Material:

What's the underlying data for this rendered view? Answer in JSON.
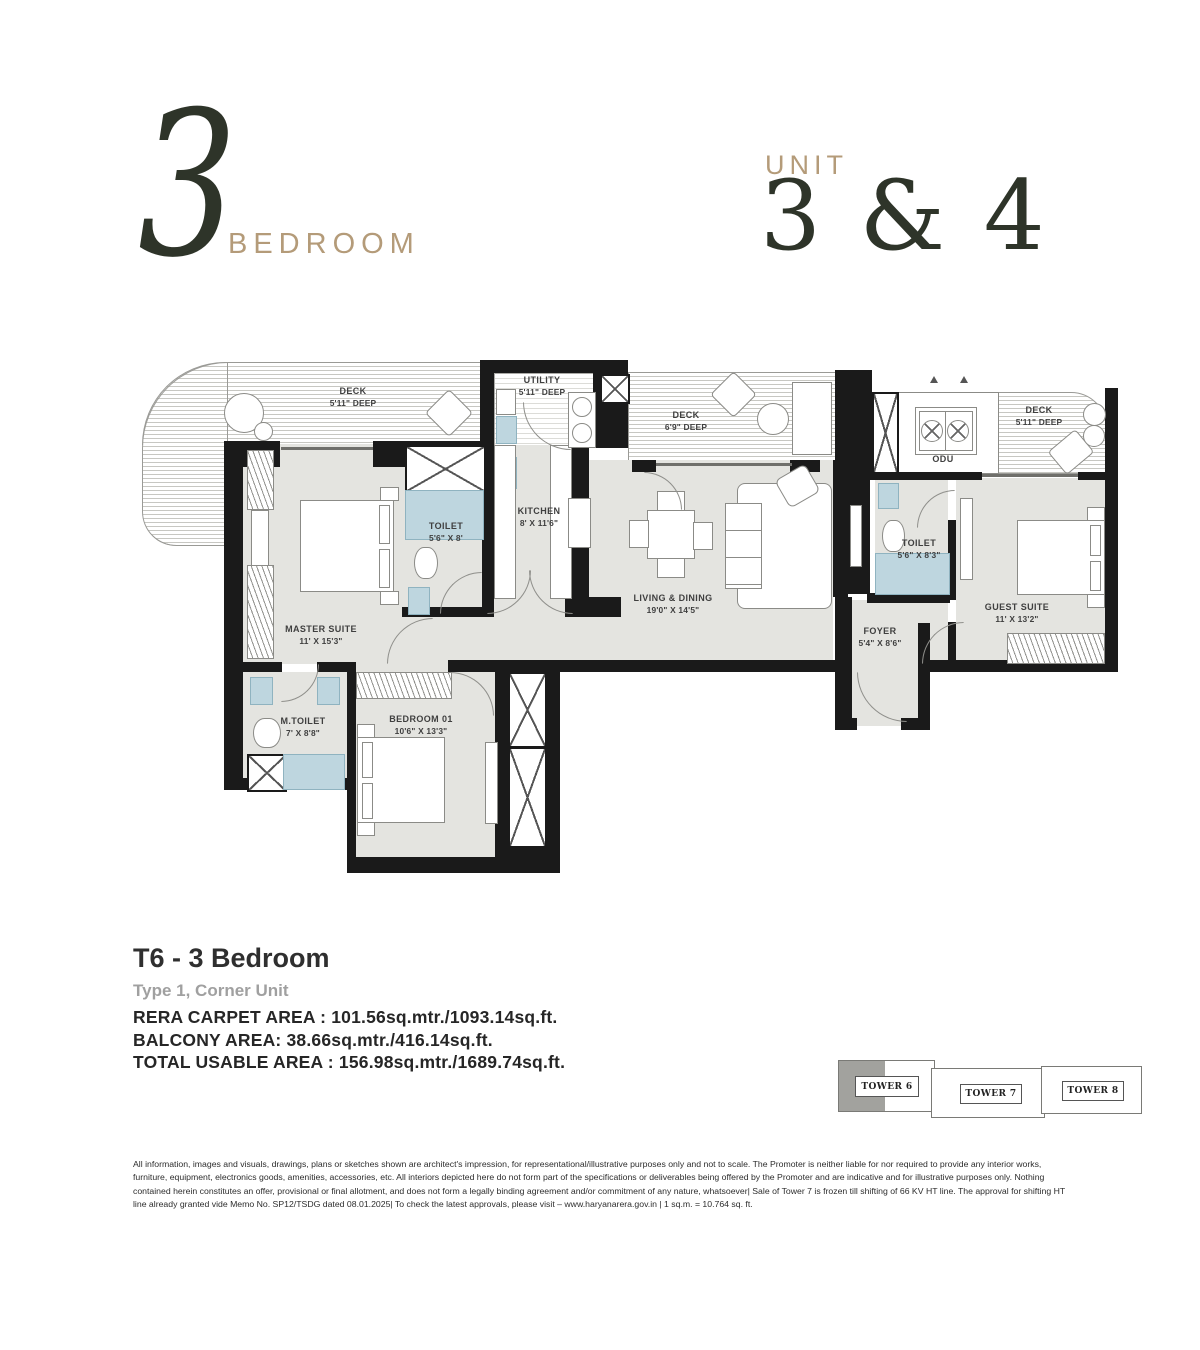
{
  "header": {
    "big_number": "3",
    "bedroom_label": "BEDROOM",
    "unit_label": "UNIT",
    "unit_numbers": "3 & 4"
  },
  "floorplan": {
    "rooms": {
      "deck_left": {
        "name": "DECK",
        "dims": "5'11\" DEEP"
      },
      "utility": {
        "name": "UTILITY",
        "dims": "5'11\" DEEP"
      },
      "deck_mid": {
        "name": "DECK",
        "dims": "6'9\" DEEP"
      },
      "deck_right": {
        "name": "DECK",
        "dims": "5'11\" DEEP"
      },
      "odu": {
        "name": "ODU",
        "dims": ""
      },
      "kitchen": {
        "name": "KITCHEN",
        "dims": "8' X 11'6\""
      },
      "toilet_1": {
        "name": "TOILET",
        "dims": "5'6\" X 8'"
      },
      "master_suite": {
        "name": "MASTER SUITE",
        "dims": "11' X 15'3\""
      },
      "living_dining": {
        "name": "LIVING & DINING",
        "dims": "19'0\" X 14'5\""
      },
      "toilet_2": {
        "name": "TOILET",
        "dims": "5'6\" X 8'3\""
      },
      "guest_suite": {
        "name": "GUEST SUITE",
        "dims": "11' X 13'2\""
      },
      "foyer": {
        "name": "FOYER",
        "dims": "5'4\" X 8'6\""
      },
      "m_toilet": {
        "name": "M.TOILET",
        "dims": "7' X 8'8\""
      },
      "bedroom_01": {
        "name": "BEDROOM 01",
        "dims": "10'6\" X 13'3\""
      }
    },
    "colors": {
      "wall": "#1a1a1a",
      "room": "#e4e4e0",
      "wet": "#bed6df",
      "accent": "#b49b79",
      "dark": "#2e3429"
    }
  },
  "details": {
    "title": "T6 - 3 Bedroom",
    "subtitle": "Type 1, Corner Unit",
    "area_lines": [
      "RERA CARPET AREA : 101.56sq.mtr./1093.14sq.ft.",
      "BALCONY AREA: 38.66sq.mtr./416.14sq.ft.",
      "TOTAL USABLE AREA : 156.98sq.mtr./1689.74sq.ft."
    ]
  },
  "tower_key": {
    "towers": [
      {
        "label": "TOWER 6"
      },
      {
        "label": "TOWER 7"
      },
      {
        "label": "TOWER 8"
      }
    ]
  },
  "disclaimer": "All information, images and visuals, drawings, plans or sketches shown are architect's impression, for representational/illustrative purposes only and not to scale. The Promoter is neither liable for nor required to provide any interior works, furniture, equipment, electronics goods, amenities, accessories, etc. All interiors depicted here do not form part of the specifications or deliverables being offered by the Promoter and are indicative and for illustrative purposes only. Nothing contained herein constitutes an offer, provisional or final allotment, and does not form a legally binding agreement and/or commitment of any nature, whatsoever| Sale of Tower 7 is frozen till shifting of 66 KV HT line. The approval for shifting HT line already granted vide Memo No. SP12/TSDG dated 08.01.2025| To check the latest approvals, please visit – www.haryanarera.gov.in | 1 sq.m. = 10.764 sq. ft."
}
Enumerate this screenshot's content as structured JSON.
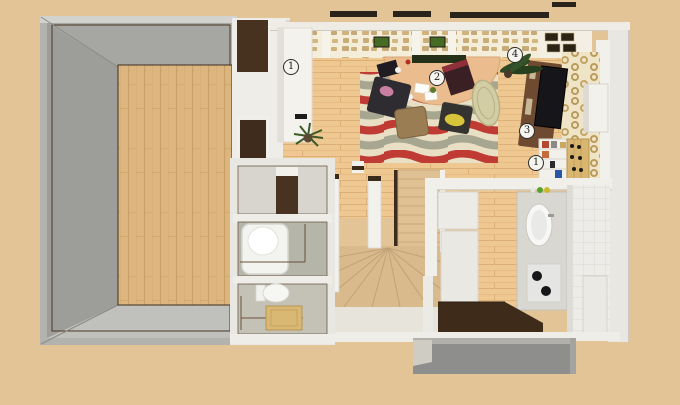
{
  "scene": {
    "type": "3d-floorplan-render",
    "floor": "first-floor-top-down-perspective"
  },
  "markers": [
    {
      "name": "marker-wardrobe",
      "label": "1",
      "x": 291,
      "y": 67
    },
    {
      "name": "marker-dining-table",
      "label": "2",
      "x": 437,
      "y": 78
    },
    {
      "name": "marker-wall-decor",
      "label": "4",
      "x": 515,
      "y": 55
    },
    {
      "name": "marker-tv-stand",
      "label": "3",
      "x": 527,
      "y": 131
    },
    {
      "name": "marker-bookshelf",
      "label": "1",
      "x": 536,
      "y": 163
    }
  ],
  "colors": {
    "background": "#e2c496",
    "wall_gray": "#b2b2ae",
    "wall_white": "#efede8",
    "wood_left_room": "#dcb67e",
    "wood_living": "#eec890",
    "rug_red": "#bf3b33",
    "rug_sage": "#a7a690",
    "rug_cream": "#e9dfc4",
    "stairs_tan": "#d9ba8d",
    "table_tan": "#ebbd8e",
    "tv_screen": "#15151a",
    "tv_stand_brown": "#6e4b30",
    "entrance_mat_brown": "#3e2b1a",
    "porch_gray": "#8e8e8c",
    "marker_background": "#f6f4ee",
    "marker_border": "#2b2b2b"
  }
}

Task to complete: Each line from the one that contains "Enumerate this screenshot's" through the end of the records should be restated exactly; include both end lines and leave any pictures out.

Solution to the exercise:
Enumerate this screenshot's content as structured JSON.
{
  "scene": {
    "type": "3d-floorplan-render",
    "floor": "first-floor-top-down-perspective"
  },
  "markers": [
    {
      "name": "marker-wardrobe",
      "label": "1",
      "x": 291,
      "y": 67
    },
    {
      "name": "marker-dining-table",
      "label": "2",
      "x": 437,
      "y": 78
    },
    {
      "name": "marker-wall-decor",
      "label": "4",
      "x": 515,
      "y": 55
    },
    {
      "name": "marker-tv-stand",
      "label": "3",
      "x": 527,
      "y": 131
    },
    {
      "name": "marker-bookshelf",
      "label": "1",
      "x": 536,
      "y": 163
    }
  ],
  "colors": {
    "background": "#e2c496",
    "wall_gray": "#b2b2ae",
    "wall_white": "#efede8",
    "wood_left_room": "#dcb67e",
    "wood_living": "#eec890",
    "rug_red": "#bf3b33",
    "rug_sage": "#a7a690",
    "rug_cream": "#e9dfc4",
    "stairs_tan": "#d9ba8d",
    "table_tan": "#ebbd8e",
    "tv_screen": "#15151a",
    "tv_stand_brown": "#6e4b30",
    "entrance_mat_brown": "#3e2b1a",
    "porch_gray": "#8e8e8c",
    "marker_background": "#f6f4ee",
    "marker_border": "#2b2b2b"
  }
}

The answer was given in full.